# [Written instruction]
Extract, from the listing that follows, each line containing the word "aircraft".

>> BEGIN

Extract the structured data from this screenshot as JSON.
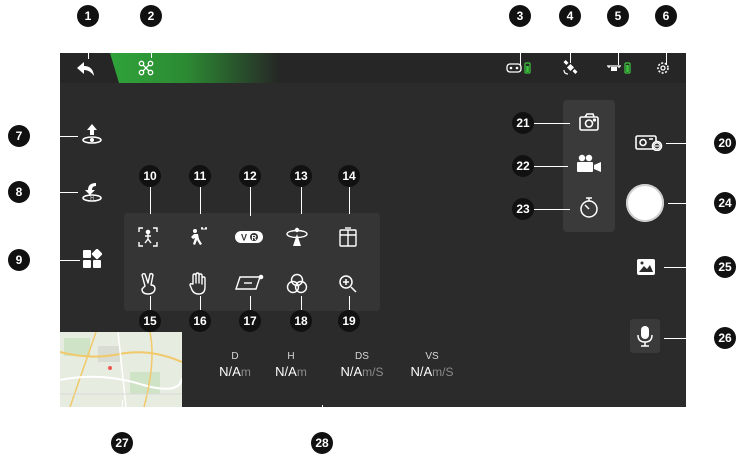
{
  "callouts": [
    "1",
    "2",
    "3",
    "4",
    "5",
    "6",
    "7",
    "8",
    "9",
    "10",
    "11",
    "12",
    "13",
    "14",
    "15",
    "16",
    "17",
    "18",
    "19",
    "20",
    "21",
    "22",
    "23",
    "24",
    "25",
    "26",
    "27",
    "28"
  ],
  "topbar": {
    "back_icon": "back-arrow-icon",
    "aircraft_icon": "aircraft-icon",
    "remote_controller_icon": "remote-controller-battery-icon",
    "gps_icon": "gps-satellite-icon",
    "aircraft_battery_icon": "aircraft-battery-icon",
    "settings_icon": "gear-icon"
  },
  "left_controls": {
    "takeoff_icon": "auto-takeoff-icon",
    "return_home_icon": "return-to-home-icon",
    "smart_menu_icon": "intelligent-menu-icon"
  },
  "smart_menu": {
    "items": [
      "focus-track-icon",
      "follow-me-icon",
      "vr-icon",
      "orbit-icon",
      "panel-icon",
      "gesture-v-icon",
      "palm-control-icon",
      "tapfly-icon",
      "filter-icon",
      "zoom-in-icon"
    ]
  },
  "camera": {
    "modes": [
      "photo-mode-icon",
      "video-mode-icon",
      "timelapse-mode-icon"
    ],
    "camera_settings_icon": "camera-settings-icon",
    "shutter": "shutter-button",
    "gallery_icon": "gallery-icon",
    "mic_icon": "microphone-icon"
  },
  "telemetry": [
    {
      "label": "D",
      "value": "N/A",
      "unit": "m"
    },
    {
      "label": "H",
      "value": "N/A",
      "unit": "m"
    },
    {
      "label": "DS",
      "value": "N/A",
      "unit": "m/S"
    },
    {
      "label": "VS",
      "value": "N/A",
      "unit": "m/S"
    }
  ],
  "colors": {
    "screen_bg": "#2b2b2b",
    "accent_green": "#2fa33a",
    "battery_green": "#3cc63c"
  }
}
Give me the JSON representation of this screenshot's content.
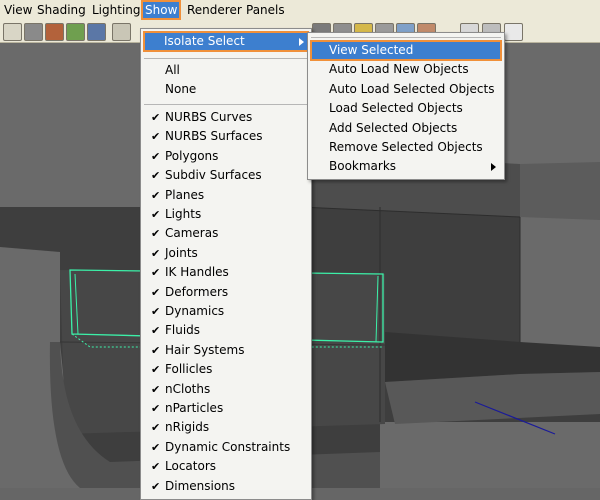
{
  "menubar": {
    "items": [
      {
        "label": "View"
      },
      {
        "label": "Shading"
      },
      {
        "label": "Lighting"
      },
      {
        "label": "Show"
      },
      {
        "label": "Renderer"
      },
      {
        "label": "Panels"
      }
    ],
    "active_index": 3
  },
  "show_menu": {
    "isolate_select_label": "Isolate Select",
    "all_label": "All",
    "none_label": "None",
    "items": [
      {
        "label": "NURBS Curves",
        "checked": true
      },
      {
        "label": "NURBS Surfaces",
        "checked": true
      },
      {
        "label": "Polygons",
        "checked": true
      },
      {
        "label": "Subdiv Surfaces",
        "checked": true
      },
      {
        "label": "Planes",
        "checked": true
      },
      {
        "label": "Lights",
        "checked": true
      },
      {
        "label": "Cameras",
        "checked": true
      },
      {
        "label": "Joints",
        "checked": true
      },
      {
        "label": "IK Handles",
        "checked": true
      },
      {
        "label": "Deformers",
        "checked": true
      },
      {
        "label": "Dynamics",
        "checked": true
      },
      {
        "label": "Fluids",
        "checked": true
      },
      {
        "label": "Hair Systems",
        "checked": true
      },
      {
        "label": "Follicles",
        "checked": true
      },
      {
        "label": "nCloths",
        "checked": true
      },
      {
        "label": "nParticles",
        "checked": true
      },
      {
        "label": "nRigids",
        "checked": true
      },
      {
        "label": "Dynamic Constraints",
        "checked": true
      },
      {
        "label": "Locators",
        "checked": true
      },
      {
        "label": "Dimensions",
        "checked": true
      }
    ]
  },
  "isolate_submenu": {
    "items": [
      {
        "label": "View Selected"
      },
      {
        "label": "Auto Load New Objects"
      },
      {
        "label": "Auto Load Selected Objects"
      },
      {
        "label": "Load Selected Objects"
      },
      {
        "label": "Add Selected Objects"
      },
      {
        "label": "Remove Selected Objects"
      },
      {
        "label": "Bookmarks"
      }
    ],
    "highlighted_index": 0
  },
  "colors": {
    "highlight": "#3d7fcf",
    "highlight_outline": "#f0903a",
    "selection_wire": "#3cf0a8"
  }
}
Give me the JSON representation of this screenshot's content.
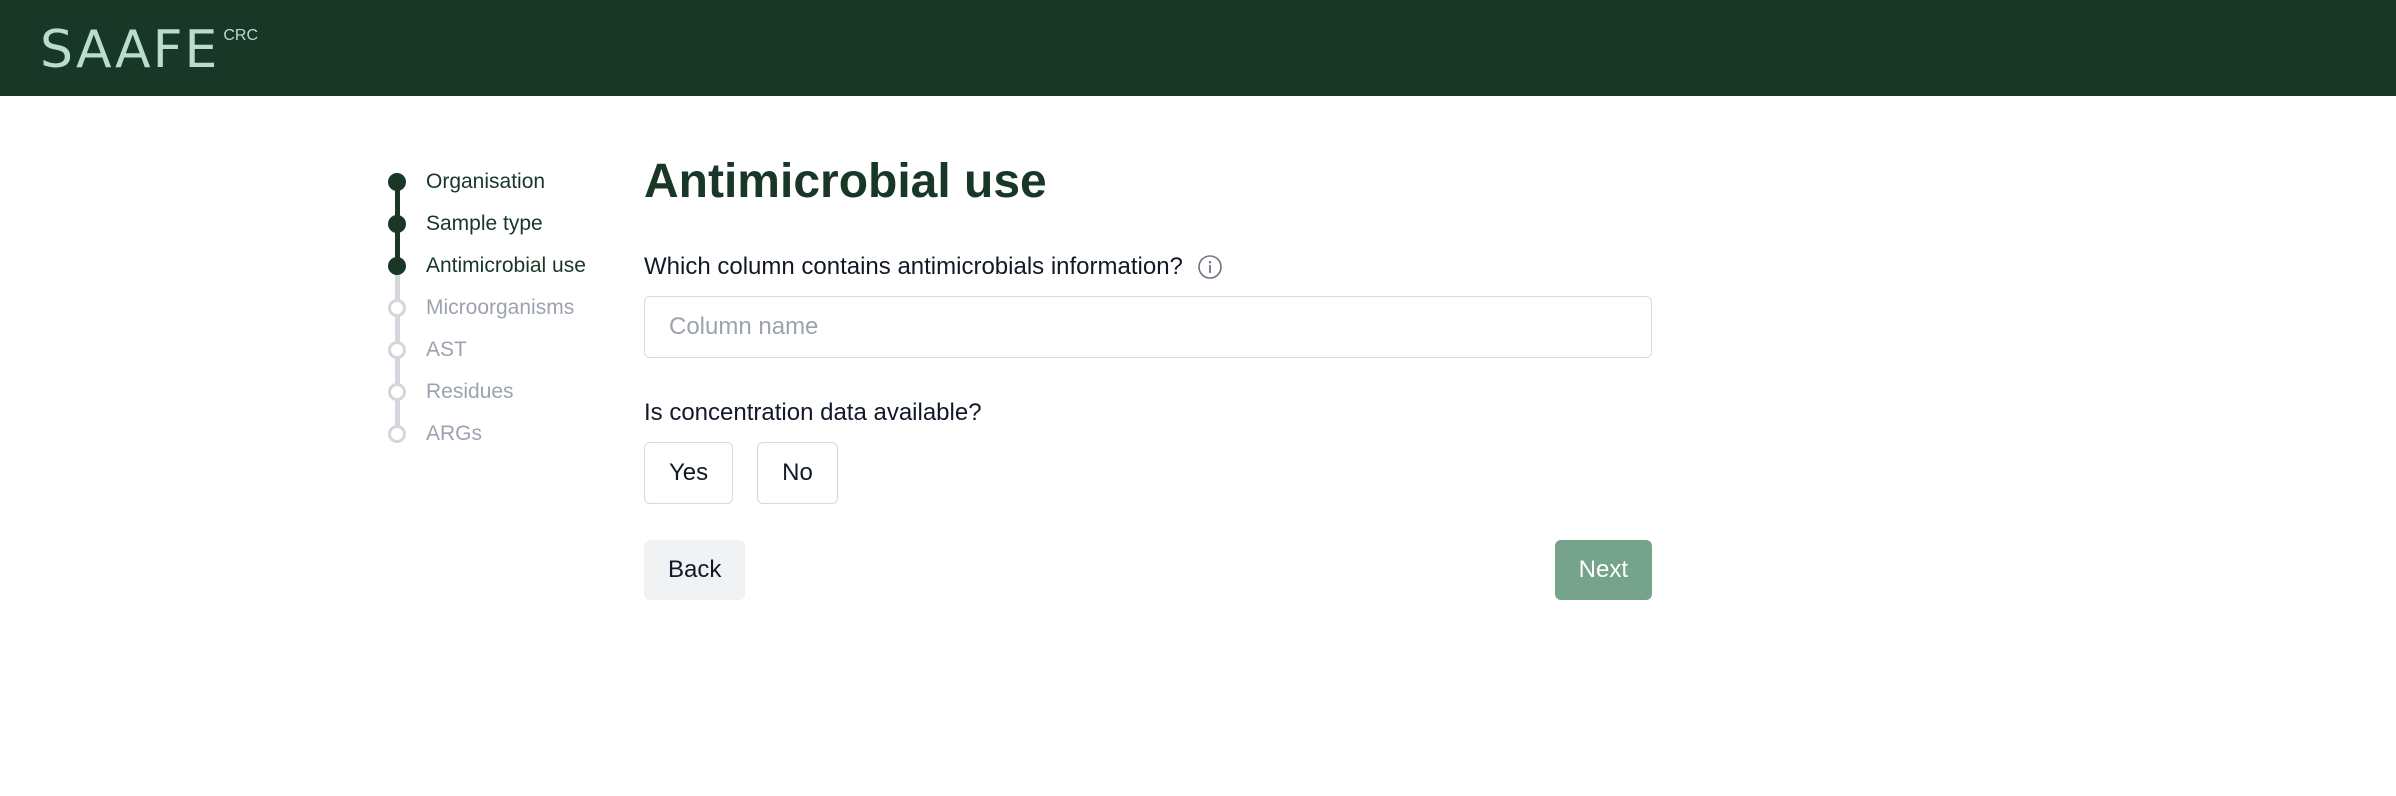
{
  "header": {
    "logo_text": "SAAFE",
    "logo_superscript": "CRC"
  },
  "stepper": {
    "steps": [
      {
        "label": "Organisation",
        "state": "done"
      },
      {
        "label": "Sample type",
        "state": "done"
      },
      {
        "label": "Antimicrobial use",
        "state": "done"
      },
      {
        "label": "Microorganisms",
        "state": "todo"
      },
      {
        "label": "AST",
        "state": "todo"
      },
      {
        "label": "Residues",
        "state": "todo"
      },
      {
        "label": "ARGs",
        "state": "todo"
      }
    ]
  },
  "main": {
    "title": "Antimicrobial use",
    "column_question": "Which column contains antimicrobials information?",
    "column_input": {
      "value": "",
      "placeholder": "Column name"
    },
    "concentration_question": "Is concentration data available?",
    "yes_label": "Yes",
    "no_label": "No",
    "back_label": "Back",
    "next_label": "Next"
  },
  "colors": {
    "header_bg": "#183726",
    "logo": "#b8dccd",
    "primary": "#183726",
    "next_button": "#76a38b",
    "inactive": "#9ca3af"
  },
  "icons": {
    "info": "info-icon"
  }
}
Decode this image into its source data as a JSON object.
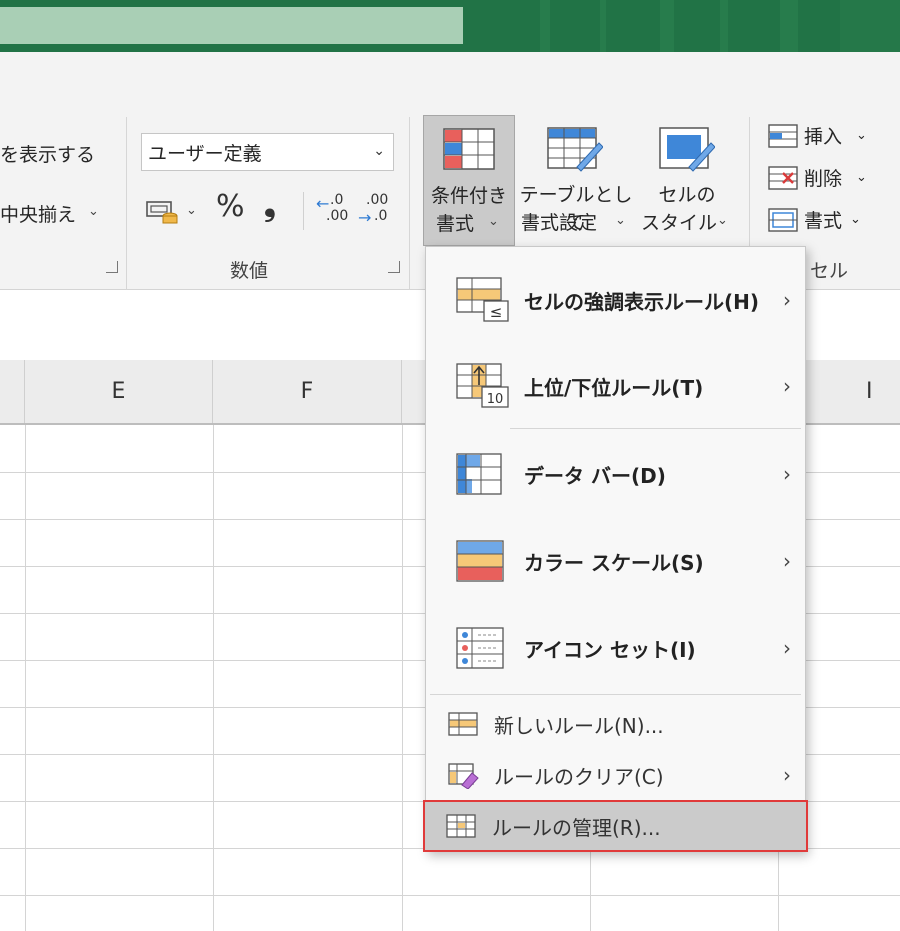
{
  "ribbon": {
    "alignment": {
      "wrap_text_label": "を表示する",
      "merge_center_label": "中央揃え"
    },
    "number": {
      "format_value": "ユーザー定義",
      "percent_symbol": "%",
      "comma_symbol": "❟",
      "increase_decimal_top": ".0",
      "increase_decimal_bottom": ".00",
      "decrease_decimal_top": ".00",
      "decrease_decimal_bottom": ".0",
      "group_label": "数値"
    },
    "styles": {
      "conditional_formatting_line1": "条件付き",
      "conditional_formatting_line2": "書式",
      "format_as_table_line1": "テーブルとして",
      "format_as_table_line2": "書式設定",
      "cell_styles_line1": "セルの",
      "cell_styles_line2": "スタイル"
    },
    "cells": {
      "insert_label": "挿入",
      "delete_label": "削除",
      "format_label": "書式",
      "group_label": "セル"
    }
  },
  "grid": {
    "columns": [
      "E",
      "F",
      "I"
    ]
  },
  "cf_menu": {
    "items": [
      {
        "label": "セルの強調表示ルール(H)",
        "icon": "highlight-cells-rules-icon",
        "has_submenu": true
      },
      {
        "label": "上位/下位ルール(T)",
        "icon": "top-bottom-rules-icon",
        "has_submenu": true
      },
      {
        "label": "データ バー(D)",
        "icon": "data-bars-icon",
        "has_submenu": true
      },
      {
        "label": "カラー スケール(S)",
        "icon": "color-scales-icon",
        "has_submenu": true
      },
      {
        "label": "アイコン セット(I)",
        "icon": "icon-sets-icon",
        "has_submenu": true
      }
    ],
    "new_rule_label": "新しいルール(N)...",
    "clear_rules_label": "ルールのクリア(C)",
    "manage_rules_label": "ルールの管理(R)..."
  },
  "colors": {
    "title_bar": "#217346",
    "selection_highlight": "#e03a3a",
    "ribbon_bg": "#f3f3f3"
  }
}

>> END

# [Result for this task]
    "aircraft_icon": "aircraft-icon",
    "aircraft_battery_icon": "aircraft-battery-icon",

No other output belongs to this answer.